**Given passage:**

How to Become a Chef with Nitin Gautam

Nitin Gautam talks recreating the flavours of India using local Irish produce, trying to get his wife Carmel to cook and the importance of cooking for the right reasons!


Nitin Gautam, Head Chef/Owner of Copper and Spices Indian Restaurant with my wife Carmel. I am from Delhi in India. I moved here in 2002 and we are celebrating seven years in our own restaurant here in Navan in April this year.


What type of training did you have?

I went to college in India and did a three year Catering Management Diploma. After that I worked for the Intercontinental Hotel Group and Trident Hotels. In both places you had to work in all the areas of the kitchen. The cooking was predominantly Indian but we did a lot of European dishes and pastries as well.

What were the challenges along the way to becoming a chef?

**What needs to be done:** Resume the interview with chef Nitin Gautam from the point where it stops, answering the last question it poses. The records are a separate set of material, unrelated to the interview.

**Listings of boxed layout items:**
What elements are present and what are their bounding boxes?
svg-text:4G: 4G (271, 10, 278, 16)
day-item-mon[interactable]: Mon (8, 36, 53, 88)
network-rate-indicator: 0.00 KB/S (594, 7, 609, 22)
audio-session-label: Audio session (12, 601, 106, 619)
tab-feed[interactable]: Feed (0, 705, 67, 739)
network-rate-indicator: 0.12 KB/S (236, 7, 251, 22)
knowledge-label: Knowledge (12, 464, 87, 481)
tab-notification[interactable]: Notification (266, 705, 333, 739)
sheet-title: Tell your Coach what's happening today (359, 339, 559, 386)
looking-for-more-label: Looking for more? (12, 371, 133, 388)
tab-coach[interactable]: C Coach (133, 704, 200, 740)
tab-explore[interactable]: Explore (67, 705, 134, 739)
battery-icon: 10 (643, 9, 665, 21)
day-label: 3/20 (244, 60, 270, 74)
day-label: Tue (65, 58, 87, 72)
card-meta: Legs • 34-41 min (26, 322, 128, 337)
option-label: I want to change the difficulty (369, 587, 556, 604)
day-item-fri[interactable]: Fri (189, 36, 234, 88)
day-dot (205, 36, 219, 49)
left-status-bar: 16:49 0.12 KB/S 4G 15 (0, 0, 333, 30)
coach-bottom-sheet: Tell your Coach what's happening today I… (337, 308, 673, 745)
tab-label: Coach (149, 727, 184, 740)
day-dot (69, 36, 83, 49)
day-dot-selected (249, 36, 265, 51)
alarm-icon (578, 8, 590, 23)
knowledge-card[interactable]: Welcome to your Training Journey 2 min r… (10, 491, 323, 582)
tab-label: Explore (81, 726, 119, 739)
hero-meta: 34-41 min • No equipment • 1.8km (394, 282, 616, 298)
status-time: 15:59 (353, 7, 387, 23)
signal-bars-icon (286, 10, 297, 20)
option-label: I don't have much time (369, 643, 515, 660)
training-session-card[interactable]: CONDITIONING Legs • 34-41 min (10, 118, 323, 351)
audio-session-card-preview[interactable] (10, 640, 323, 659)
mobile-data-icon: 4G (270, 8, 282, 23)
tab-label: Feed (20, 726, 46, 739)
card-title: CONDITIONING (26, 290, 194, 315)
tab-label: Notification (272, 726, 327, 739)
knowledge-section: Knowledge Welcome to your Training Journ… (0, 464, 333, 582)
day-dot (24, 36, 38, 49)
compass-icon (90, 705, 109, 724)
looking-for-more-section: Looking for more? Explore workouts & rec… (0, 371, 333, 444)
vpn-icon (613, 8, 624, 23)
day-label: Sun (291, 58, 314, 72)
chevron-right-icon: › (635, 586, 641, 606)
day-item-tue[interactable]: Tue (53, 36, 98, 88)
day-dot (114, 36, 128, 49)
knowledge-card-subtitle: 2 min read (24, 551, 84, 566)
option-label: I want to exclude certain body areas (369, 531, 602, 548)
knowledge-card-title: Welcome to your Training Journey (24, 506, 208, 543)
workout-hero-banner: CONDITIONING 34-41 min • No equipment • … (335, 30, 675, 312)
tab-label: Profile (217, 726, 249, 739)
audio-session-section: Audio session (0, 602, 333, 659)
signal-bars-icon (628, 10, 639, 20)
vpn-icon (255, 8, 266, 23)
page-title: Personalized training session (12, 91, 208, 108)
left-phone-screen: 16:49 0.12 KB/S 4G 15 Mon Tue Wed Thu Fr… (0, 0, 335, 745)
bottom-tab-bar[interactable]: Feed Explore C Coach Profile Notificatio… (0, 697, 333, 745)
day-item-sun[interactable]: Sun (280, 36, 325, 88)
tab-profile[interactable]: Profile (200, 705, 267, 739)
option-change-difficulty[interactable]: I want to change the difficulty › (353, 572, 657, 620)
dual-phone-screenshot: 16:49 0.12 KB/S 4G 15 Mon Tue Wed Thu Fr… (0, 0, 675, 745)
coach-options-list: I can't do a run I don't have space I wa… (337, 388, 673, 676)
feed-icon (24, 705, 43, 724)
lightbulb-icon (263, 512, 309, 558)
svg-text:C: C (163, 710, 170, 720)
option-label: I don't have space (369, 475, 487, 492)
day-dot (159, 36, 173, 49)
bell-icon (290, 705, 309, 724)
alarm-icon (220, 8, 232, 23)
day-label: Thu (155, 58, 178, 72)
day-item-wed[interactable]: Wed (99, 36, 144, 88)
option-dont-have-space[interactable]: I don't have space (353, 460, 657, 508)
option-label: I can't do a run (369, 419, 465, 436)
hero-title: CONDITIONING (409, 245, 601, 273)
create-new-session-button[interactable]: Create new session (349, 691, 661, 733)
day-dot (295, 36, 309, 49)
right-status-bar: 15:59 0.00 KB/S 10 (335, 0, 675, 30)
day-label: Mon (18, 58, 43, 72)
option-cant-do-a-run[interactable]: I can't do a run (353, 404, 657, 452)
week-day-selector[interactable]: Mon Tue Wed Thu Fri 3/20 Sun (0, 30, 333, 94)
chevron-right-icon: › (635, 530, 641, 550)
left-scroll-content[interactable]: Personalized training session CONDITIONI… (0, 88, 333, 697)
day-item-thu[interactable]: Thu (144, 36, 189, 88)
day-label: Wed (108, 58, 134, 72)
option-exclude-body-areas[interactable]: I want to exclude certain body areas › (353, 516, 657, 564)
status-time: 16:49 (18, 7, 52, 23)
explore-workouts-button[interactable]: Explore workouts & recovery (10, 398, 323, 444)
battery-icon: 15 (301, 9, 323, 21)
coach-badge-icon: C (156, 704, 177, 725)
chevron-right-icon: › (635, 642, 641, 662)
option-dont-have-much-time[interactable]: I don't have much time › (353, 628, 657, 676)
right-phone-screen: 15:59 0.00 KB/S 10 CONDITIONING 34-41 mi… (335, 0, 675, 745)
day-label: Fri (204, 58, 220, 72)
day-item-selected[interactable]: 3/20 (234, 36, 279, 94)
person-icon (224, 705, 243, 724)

**Exercise output:**
Moving from India to here was a huge challenge. Working in kitchens here was so different to my country, where the hotels are huge and there are huge kitchens. But the biggest challenge I’ve had is in opening our own place and teaching our customers about the spices and herbs. People get them confused, not knowing which is which, or how to use them. Irish people are worried about eating spicy food so we’ve had to educate them that just because you use spices doesn’t mean the food will be hot!

We have run cookery classes here and these have helped hugely in getting the message across. Also people are travelling more now so they can visit India and see the real food of the country. I am now doing Indian food workshops in the Cooks Academy in Dublin which is brilliant. It’s a great set up with a great team and we’re teaching all about the spices and herbs in the classes. For Copper and Spices, we buy our spices whole and grind them as we need them.

Were there any major positives or crucial turning points in your career?

Moving to Ireland was a massive turning point and a complete culture shock! The working style here is very different and I realised I had to learn more. I did a course at Dublin Business School, where I learned all about the social and economic side of things and business management. I wanted my own place. During that time, I started to think ‘I have to put my thinking on the plate, I can do this’ I was able to put together a proper business plan with Carmel. Part of our plan was that we really wanted to connect with local suppliers.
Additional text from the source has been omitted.